_WHAT YOU HAVE TO DO_
The lines you return must be all those in the data that hold the string "fritages".

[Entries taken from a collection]

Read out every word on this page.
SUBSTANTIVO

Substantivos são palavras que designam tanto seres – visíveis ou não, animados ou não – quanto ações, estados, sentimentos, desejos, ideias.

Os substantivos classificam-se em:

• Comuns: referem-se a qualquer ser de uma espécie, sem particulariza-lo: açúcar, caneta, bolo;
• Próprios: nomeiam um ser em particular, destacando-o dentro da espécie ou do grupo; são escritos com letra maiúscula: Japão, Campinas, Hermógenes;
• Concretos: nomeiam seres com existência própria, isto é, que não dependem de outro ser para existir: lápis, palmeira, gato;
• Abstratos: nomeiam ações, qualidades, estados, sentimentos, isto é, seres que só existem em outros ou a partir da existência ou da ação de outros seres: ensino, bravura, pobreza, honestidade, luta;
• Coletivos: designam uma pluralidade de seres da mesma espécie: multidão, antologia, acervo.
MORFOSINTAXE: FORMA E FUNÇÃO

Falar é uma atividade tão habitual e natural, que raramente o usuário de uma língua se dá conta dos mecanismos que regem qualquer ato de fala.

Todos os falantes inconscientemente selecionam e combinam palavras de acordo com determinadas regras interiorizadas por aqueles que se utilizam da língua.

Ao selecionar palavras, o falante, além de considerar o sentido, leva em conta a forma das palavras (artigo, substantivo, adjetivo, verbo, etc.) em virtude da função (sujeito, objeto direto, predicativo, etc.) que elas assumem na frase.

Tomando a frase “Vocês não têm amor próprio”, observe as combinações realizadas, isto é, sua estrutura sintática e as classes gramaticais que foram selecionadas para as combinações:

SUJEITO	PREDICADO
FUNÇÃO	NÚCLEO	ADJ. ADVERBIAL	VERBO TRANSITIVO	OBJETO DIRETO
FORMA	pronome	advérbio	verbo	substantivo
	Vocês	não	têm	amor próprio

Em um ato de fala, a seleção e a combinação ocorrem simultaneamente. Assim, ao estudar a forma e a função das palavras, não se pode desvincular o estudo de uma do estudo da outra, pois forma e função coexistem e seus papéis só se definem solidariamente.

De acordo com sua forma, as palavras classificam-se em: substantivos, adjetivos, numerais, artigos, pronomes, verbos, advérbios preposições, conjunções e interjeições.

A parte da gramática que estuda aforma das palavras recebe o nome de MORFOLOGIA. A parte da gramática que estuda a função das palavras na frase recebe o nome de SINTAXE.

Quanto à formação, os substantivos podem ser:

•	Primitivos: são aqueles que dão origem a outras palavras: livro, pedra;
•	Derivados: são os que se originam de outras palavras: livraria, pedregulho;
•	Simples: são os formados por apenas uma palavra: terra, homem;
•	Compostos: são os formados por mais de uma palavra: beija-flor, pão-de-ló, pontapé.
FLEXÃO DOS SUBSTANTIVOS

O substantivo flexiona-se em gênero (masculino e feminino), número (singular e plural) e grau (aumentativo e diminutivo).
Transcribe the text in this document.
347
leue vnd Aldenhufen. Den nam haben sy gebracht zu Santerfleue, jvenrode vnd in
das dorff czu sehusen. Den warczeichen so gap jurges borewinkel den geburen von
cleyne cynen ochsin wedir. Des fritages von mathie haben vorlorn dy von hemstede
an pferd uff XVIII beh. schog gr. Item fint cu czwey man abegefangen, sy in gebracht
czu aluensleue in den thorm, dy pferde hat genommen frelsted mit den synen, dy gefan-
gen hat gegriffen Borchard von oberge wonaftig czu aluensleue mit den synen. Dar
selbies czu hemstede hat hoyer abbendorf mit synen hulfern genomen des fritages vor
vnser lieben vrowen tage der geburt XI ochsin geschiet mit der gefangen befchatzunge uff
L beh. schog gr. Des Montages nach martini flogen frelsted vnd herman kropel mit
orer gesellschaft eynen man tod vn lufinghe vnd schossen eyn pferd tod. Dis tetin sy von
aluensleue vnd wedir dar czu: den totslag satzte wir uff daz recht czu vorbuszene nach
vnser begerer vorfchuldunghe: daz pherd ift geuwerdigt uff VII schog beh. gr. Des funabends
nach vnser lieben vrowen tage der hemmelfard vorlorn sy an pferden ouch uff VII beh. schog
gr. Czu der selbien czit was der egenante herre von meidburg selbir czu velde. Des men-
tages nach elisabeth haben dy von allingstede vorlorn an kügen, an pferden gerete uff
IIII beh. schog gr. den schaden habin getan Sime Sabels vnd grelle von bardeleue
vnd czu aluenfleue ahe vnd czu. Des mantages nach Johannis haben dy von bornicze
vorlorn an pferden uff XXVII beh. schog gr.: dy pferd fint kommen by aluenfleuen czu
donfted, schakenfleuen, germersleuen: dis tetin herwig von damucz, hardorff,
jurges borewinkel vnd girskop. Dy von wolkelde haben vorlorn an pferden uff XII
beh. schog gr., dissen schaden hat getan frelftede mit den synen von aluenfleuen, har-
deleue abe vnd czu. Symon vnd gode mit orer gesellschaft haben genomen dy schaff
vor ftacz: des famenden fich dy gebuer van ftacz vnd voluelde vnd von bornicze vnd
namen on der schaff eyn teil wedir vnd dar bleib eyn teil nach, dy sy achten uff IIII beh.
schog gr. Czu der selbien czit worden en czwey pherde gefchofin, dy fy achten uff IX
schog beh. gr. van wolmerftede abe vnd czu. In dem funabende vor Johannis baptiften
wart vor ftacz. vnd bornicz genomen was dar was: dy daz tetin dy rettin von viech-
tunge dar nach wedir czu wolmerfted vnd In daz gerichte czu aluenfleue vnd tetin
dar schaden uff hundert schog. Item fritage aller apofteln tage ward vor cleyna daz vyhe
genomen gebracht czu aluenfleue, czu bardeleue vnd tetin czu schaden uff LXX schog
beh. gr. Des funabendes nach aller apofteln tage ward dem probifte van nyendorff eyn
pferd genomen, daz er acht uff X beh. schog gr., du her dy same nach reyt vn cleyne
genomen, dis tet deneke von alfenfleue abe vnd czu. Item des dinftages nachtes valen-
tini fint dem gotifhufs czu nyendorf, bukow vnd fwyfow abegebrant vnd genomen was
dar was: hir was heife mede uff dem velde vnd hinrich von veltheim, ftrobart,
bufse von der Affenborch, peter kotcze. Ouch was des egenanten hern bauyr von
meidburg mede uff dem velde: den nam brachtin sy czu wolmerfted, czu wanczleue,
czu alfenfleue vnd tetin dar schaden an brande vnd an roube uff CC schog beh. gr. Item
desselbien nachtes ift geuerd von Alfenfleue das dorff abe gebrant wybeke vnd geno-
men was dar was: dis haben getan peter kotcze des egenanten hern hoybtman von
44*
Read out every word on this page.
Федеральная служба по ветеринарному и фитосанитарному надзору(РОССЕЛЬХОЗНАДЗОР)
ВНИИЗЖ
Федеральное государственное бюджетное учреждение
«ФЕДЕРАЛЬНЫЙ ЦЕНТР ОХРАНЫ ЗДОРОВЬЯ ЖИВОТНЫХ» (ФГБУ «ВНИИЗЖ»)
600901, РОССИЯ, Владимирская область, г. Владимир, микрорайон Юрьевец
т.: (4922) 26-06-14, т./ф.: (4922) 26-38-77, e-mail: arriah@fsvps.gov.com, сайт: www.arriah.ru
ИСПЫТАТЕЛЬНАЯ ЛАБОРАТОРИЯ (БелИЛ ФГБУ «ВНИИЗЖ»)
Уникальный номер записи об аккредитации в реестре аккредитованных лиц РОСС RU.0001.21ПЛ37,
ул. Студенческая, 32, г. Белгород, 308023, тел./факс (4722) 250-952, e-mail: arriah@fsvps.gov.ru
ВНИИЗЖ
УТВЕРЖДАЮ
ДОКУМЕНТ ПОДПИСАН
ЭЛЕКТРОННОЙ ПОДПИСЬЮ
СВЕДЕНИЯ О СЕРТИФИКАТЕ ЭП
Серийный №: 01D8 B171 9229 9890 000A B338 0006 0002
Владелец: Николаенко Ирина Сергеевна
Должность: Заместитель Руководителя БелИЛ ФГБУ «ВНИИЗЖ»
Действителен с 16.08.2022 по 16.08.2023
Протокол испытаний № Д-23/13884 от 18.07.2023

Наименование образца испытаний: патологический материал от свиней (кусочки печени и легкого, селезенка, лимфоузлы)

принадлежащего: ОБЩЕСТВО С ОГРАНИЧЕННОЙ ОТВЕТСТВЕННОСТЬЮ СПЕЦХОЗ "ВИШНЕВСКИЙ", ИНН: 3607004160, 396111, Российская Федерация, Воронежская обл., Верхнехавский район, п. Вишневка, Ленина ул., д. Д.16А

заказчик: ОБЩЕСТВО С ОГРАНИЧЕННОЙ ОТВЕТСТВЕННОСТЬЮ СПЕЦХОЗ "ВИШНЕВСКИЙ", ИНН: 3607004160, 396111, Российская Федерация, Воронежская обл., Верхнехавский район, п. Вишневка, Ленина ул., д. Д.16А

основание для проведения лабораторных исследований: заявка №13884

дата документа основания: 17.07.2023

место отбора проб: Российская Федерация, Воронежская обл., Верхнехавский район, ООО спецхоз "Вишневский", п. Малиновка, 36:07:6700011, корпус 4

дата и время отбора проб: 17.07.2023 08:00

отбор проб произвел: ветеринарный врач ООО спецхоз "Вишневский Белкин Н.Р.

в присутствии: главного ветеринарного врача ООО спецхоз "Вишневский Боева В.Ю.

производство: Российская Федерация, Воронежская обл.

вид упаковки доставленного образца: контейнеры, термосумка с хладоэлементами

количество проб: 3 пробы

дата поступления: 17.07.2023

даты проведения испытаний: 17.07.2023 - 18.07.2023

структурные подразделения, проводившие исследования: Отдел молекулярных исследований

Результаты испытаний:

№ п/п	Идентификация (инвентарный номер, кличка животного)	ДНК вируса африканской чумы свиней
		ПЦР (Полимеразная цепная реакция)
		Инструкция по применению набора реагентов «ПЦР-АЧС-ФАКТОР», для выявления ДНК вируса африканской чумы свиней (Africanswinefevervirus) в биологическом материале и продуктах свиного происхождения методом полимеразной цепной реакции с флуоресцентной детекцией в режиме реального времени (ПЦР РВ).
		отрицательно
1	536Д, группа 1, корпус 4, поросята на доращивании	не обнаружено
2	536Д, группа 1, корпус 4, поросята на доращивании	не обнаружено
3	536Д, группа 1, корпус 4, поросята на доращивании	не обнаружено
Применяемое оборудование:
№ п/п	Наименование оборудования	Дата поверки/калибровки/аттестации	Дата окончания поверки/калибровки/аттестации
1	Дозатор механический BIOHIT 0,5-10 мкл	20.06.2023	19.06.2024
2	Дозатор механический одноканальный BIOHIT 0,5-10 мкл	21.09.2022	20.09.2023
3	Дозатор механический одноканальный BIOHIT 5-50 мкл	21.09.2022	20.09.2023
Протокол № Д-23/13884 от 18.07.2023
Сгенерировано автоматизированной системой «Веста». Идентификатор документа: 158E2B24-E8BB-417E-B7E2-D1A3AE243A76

_EXERCISE SOLUTION_
cleyne cynen ochsin wedir. Des fritages von mathie haben vorlorn dy von hemstede
selbies czu hemstede hat hoyer abbendorf mit synen hulfern genomen des fritages vor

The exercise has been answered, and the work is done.